• EXERCISE AIM: Copy out the lines that include the word "JSON".

• SUPPLIED DATA:
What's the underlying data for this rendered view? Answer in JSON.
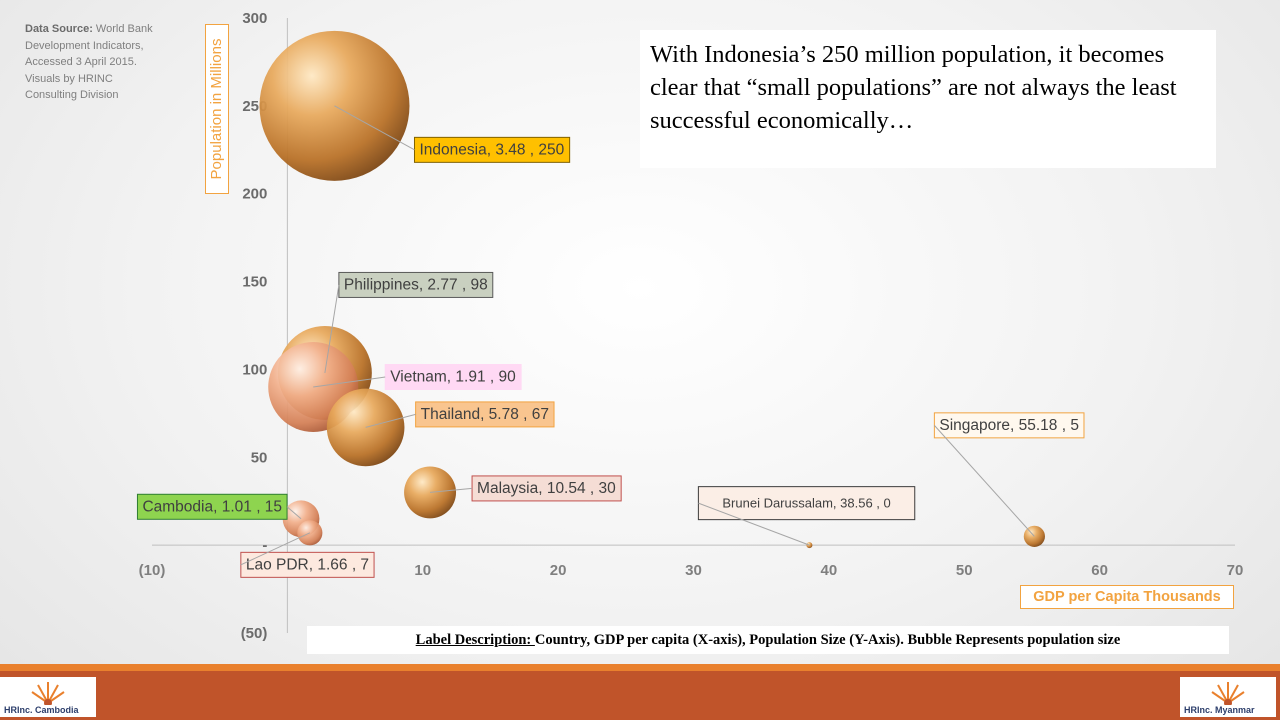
{
  "source_note": {
    "label": "Data Source:",
    "text": " World Bank Development Indicators, Accessed 3 April 2015.  Visuals by HRINC Consulting Division"
  },
  "callout_text": "With Indonesia’s 250 million population, it becomes clear that “small populations” are not always the least successful economically…",
  "description": {
    "label": "Label Description: ",
    "text": " Country, GDP per capita (X-axis), Population Size (Y-Axis).  Bubble Represents population size"
  },
  "logos": {
    "left": "HRInc. Cambodia",
    "right": "HRInc. Myanmar"
  },
  "colors": {
    "bubble": "#d9944a",
    "footer": "#c0542a",
    "footer_accent": "#e9802d",
    "axis_title": "#f2a340"
  },
  "chart_data": {
    "type": "scatter",
    "title": "",
    "xlabel": "GDP per Capita Thousands",
    "ylabel": "Population in Millions",
    "xlim": [
      -10,
      70
    ],
    "ylim": [
      -50,
      300
    ],
    "x_ticks": [
      -10,
      0,
      10,
      20,
      30,
      40,
      50,
      60,
      70
    ],
    "x_tick_labels": [
      "(10)",
      "",
      "10",
      "20",
      "30",
      "40",
      "50",
      "60",
      "70"
    ],
    "y_ticks": [
      -50,
      0,
      50,
      100,
      150,
      200,
      250,
      300
    ],
    "y_tick_labels": [
      "(50)",
      "-",
      "50",
      "100",
      "150",
      "200",
      "250",
      "300"
    ],
    "bubble_size": "population",
    "points": [
      {
        "country": "Indonesia",
        "x": 3.48,
        "y": 250,
        "label": "Indonesia, 3.48 , 250",
        "label_fill": "#ffc000",
        "label_border": "#7f6000"
      },
      {
        "country": "Philippines",
        "x": 2.77,
        "y": 98,
        "label": "Philippines,  2.77 , 98",
        "label_fill": "#c9d0c0",
        "label_border": "#595959"
      },
      {
        "country": "Vietnam",
        "x": 1.91,
        "y": 90,
        "label": "Vietnam,  1.91 , 90",
        "label_fill": "#ffd9f4",
        "label_border": "#ffd9f4"
      },
      {
        "country": "Thailand",
        "x": 5.78,
        "y": 67,
        "label": "Thailand,  5.78 , 67",
        "label_fill": "#f9c58f",
        "label_border": "#f2a340"
      },
      {
        "country": "Malaysia",
        "x": 10.54,
        "y": 30,
        "label": "Malaysia,  10.54 , 30",
        "label_fill": "#f5ddd5",
        "label_border": "#c0504d"
      },
      {
        "country": "Cambodia",
        "x": 1.01,
        "y": 15,
        "label": "Cambodia,  1.01 , 15",
        "label_fill": "#8ed44f",
        "label_border": "#2e7d32"
      },
      {
        "country": "Lao PDR",
        "x": 1.66,
        "y": 7,
        "label": "Lao PDR,  1.66 , 7",
        "label_fill": "#fde9df",
        "label_border": "#c0504d"
      },
      {
        "country": "Brunei Darussalam",
        "x": 38.56,
        "y": 0,
        "label": "Brunei Darussalam,  38.56 ,  0",
        "label_fill": "#fbeee6",
        "label_border": "#3b3b3b"
      },
      {
        "country": "Singapore",
        "x": 55.18,
        "y": 5,
        "label": "Singapore,  55.18 , 5",
        "label_fill": "#fff8ee",
        "label_border": "#f2a340"
      }
    ]
  }
}
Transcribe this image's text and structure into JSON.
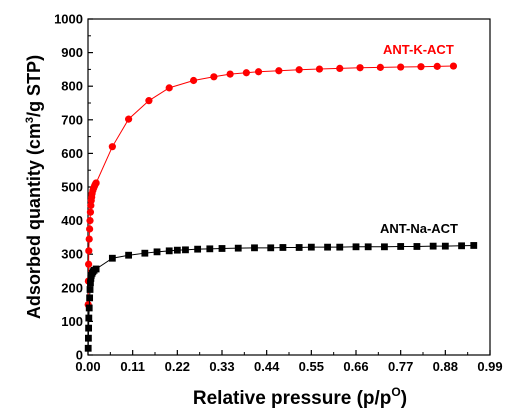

• SOLUTION BELOW:
What's the underlying data for this rendered view? Answer in JSON.
Transcribe this image's text and structure into JSON.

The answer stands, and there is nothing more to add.